§ **Saved entries**
· · · · ·
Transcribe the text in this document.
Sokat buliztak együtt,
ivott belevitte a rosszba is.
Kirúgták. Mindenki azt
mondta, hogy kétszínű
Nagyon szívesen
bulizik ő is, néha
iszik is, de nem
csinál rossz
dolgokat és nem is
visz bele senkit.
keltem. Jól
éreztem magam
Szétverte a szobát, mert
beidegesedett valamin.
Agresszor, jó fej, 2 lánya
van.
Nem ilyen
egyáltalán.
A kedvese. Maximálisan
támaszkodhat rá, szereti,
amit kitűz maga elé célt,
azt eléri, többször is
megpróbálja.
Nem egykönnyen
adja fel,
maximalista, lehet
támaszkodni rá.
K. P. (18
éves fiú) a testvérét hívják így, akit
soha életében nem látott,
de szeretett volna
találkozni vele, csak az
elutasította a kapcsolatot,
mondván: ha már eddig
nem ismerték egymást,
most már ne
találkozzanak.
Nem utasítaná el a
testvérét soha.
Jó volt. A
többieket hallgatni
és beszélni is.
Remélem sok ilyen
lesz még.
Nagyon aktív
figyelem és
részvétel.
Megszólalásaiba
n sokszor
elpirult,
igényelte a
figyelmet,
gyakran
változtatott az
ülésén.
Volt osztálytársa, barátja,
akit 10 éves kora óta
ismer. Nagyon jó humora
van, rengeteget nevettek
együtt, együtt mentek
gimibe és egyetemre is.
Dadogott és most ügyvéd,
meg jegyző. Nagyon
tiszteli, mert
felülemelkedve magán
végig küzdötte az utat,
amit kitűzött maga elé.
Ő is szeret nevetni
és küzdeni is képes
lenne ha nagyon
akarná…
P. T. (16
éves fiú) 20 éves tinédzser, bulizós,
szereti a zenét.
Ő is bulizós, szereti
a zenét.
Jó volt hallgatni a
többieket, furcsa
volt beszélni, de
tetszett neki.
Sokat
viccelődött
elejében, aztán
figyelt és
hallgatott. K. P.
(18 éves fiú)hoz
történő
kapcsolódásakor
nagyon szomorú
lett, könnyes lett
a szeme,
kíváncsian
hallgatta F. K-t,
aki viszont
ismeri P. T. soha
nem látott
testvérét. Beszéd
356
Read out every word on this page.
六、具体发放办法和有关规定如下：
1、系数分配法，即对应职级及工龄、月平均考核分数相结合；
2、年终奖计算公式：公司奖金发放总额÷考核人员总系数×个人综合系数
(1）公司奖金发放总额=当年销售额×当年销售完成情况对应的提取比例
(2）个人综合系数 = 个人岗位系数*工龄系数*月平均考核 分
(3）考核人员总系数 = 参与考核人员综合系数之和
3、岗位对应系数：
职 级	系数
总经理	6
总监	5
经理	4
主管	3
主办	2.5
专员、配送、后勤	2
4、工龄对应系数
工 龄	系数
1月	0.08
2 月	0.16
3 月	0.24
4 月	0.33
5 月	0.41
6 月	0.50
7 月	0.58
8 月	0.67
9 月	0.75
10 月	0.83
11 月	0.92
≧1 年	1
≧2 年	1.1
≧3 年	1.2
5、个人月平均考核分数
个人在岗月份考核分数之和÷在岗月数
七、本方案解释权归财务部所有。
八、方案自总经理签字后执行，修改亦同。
· · · · ·
§ **To be done**
Give again only the lines of the material above that run from the one with "Read out every word on this page." through the end, both included, exactly as they appear.

§ **Output below**
Read out every word on this page.
六、具体发放办法和有关规定如下：
1、系数分配法，即对应职级及工龄、月平均考核分数相结合；
2、年终奖计算公式：公司奖金发放总额÷考核人员总系数×个人综合系数
(1）公司奖金发放总额=当年销售额×当年销售完成情况对应的提取比例
(2）个人综合系数 = 个人岗位系数*工龄系数*月平均考核 分
(3）考核人员总系数 = 参与考核人员综合系数之和
3、岗位对应系数：
职 级	系数
总经理	6
总监	5
经理	4
主管	3
主办	2.5
专员、配送、后勤	2
4、工龄对应系数
工 龄	系数
1月	0.08
2 月	0.16
3 月	0.24
4 月	0.33
5 月	0.41
6 月	0.50
7 月	0.58
8 月	0.67
9 月	0.75
10 月	0.83
11 月	0.92
≧1 年	1
≧2 年	1.1
≧3 年	1.2
5、个人月平均考核分数
个人在岗月份考核分数之和÷在岗月数
七、本方案解释权归财务部所有。
八、方案自总经理签字后执行，修改亦同。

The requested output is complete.